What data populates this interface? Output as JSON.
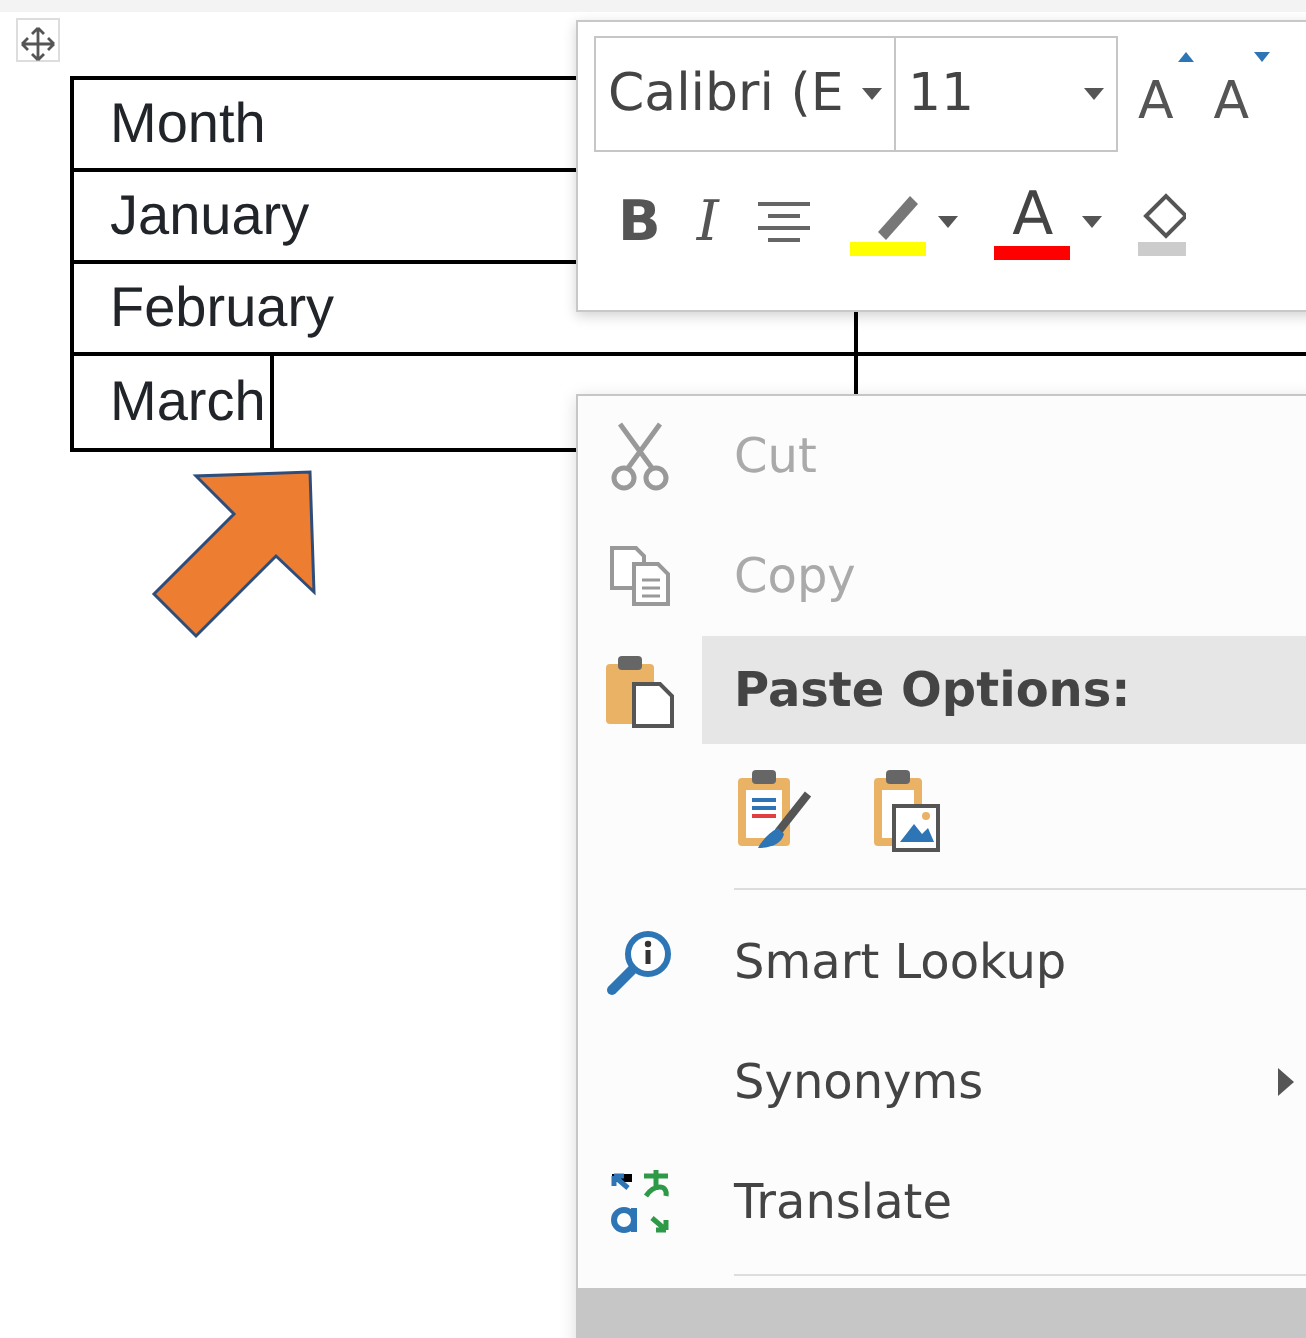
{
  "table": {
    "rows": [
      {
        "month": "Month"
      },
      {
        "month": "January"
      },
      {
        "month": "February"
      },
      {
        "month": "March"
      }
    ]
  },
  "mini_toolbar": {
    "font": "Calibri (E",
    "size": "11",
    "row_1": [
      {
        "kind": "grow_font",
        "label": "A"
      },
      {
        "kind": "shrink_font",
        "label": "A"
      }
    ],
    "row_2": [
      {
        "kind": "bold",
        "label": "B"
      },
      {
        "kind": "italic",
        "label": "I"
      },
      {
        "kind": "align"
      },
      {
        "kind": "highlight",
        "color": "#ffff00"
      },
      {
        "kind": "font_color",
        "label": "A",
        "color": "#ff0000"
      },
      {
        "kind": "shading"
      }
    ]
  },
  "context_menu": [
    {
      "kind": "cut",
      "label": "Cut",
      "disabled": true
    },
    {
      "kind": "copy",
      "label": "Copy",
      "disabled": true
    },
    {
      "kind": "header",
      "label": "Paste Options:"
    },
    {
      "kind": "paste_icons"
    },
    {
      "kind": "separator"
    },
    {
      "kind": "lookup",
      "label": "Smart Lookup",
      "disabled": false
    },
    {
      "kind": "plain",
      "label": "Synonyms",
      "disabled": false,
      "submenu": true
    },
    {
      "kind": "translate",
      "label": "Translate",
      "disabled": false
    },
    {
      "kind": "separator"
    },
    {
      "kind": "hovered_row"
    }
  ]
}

————————

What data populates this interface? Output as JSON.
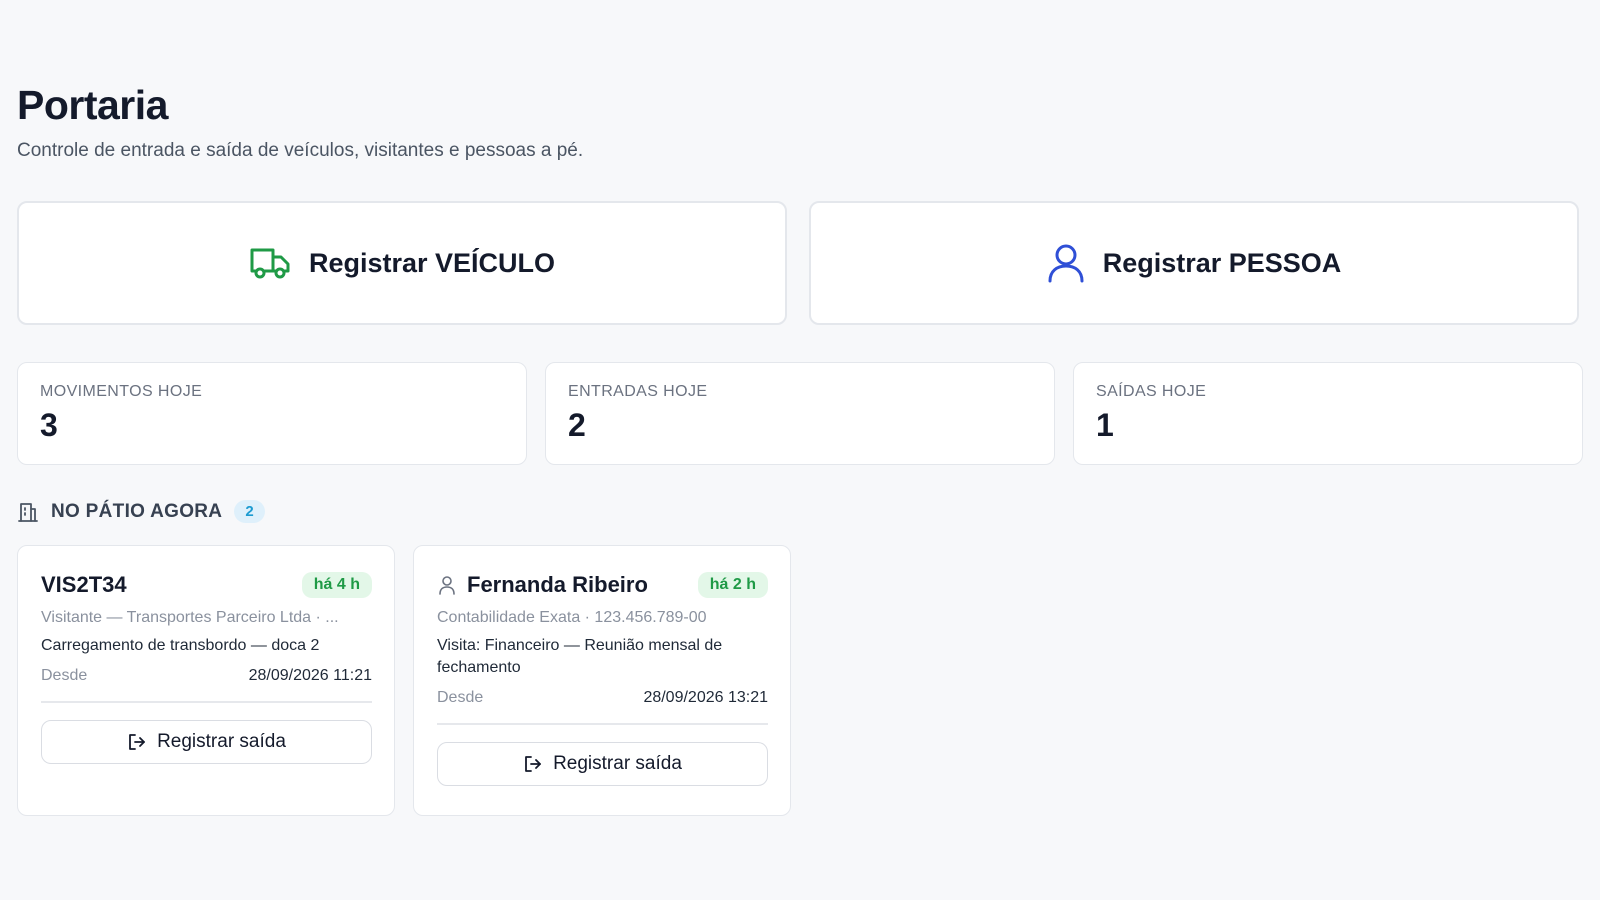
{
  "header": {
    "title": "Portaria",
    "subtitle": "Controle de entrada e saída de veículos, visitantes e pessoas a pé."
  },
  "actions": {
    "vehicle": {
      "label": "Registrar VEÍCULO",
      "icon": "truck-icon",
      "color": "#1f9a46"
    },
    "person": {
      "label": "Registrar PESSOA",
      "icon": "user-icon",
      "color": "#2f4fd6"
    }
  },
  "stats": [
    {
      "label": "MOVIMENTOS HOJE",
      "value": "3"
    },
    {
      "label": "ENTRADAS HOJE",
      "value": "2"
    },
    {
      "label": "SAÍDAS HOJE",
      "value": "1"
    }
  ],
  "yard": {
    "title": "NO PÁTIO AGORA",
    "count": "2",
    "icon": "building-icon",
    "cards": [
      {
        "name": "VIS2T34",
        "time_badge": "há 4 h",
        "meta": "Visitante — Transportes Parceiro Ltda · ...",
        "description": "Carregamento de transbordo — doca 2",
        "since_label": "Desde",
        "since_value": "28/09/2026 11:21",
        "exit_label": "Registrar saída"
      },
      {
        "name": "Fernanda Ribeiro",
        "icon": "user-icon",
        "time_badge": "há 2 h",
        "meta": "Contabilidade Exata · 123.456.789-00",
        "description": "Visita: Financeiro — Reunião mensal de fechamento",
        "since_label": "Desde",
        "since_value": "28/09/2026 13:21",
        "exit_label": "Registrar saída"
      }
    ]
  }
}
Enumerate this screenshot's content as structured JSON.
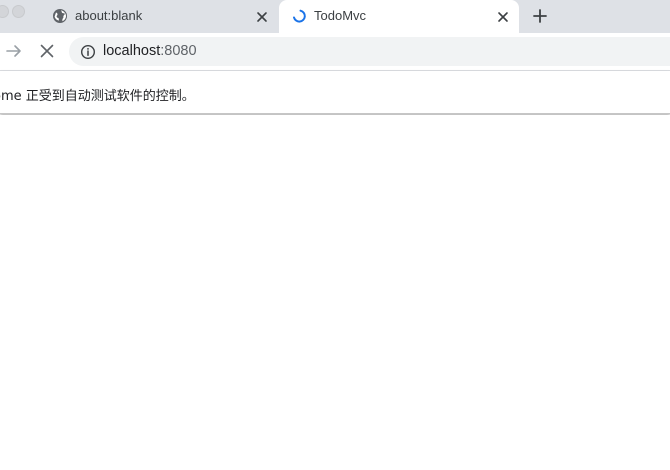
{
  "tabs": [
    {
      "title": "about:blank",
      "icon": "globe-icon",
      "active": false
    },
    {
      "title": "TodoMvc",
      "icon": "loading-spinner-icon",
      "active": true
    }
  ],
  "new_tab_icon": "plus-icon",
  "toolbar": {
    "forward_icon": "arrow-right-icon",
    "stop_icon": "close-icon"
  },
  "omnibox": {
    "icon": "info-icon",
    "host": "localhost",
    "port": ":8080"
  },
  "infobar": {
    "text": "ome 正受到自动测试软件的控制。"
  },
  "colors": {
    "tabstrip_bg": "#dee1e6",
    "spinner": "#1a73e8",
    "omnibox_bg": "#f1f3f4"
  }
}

————————

▶ Instructions to follow:
Look through the material above and work out how many of its lines contain "description". State the number only.

▶ Response to this exercise:
2